Your assignment: Could you copy each line of the listing below that has the word "黄毛雄猫"?

Given data:

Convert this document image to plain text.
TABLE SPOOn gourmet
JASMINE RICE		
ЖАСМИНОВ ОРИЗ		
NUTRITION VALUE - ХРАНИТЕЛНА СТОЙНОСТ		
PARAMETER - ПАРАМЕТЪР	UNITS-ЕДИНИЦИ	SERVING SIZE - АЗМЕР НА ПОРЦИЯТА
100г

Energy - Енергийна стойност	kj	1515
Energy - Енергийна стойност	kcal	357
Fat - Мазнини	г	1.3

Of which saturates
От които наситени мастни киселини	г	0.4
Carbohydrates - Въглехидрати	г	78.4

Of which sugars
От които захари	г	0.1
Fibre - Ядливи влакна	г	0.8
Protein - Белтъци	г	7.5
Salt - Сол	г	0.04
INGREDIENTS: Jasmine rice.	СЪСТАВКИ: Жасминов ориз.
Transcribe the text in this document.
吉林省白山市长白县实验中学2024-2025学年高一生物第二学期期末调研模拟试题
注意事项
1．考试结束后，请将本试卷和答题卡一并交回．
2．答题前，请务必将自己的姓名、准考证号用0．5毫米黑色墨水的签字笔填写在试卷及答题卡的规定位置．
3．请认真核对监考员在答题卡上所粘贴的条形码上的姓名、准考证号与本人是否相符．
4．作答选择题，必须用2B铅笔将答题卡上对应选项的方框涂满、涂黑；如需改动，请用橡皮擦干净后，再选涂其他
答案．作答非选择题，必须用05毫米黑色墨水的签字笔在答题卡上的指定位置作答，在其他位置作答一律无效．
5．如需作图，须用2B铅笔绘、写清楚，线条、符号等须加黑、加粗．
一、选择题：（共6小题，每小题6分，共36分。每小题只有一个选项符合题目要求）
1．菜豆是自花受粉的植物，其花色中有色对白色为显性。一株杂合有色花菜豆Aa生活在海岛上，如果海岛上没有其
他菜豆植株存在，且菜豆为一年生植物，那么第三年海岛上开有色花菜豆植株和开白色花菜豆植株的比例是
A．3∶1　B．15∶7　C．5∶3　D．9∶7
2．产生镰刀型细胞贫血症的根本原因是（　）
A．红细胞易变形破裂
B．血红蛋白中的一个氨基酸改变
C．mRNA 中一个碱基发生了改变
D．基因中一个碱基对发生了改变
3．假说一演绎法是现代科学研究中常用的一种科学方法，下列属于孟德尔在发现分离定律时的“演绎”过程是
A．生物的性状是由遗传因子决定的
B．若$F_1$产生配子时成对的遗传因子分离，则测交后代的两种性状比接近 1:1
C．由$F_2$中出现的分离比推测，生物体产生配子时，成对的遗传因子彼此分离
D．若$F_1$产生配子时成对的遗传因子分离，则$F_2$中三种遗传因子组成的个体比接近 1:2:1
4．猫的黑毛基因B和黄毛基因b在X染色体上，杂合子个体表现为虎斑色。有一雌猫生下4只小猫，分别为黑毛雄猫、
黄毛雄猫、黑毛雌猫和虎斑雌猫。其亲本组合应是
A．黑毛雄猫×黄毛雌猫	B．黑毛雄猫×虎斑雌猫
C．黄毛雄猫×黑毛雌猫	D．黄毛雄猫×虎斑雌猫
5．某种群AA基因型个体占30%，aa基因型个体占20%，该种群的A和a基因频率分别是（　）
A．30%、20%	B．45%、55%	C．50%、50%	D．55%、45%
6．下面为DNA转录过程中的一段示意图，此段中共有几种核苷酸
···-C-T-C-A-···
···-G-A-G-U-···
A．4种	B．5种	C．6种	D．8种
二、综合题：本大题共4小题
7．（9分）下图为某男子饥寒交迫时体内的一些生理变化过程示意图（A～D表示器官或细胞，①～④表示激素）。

Task result:
黄毛雄猫、黑毛雌猫和虎斑雌猫。其亲本组合应是
C．黄毛雄猫×黑毛雌猫	D．黄毛雄猫×虎斑雌猫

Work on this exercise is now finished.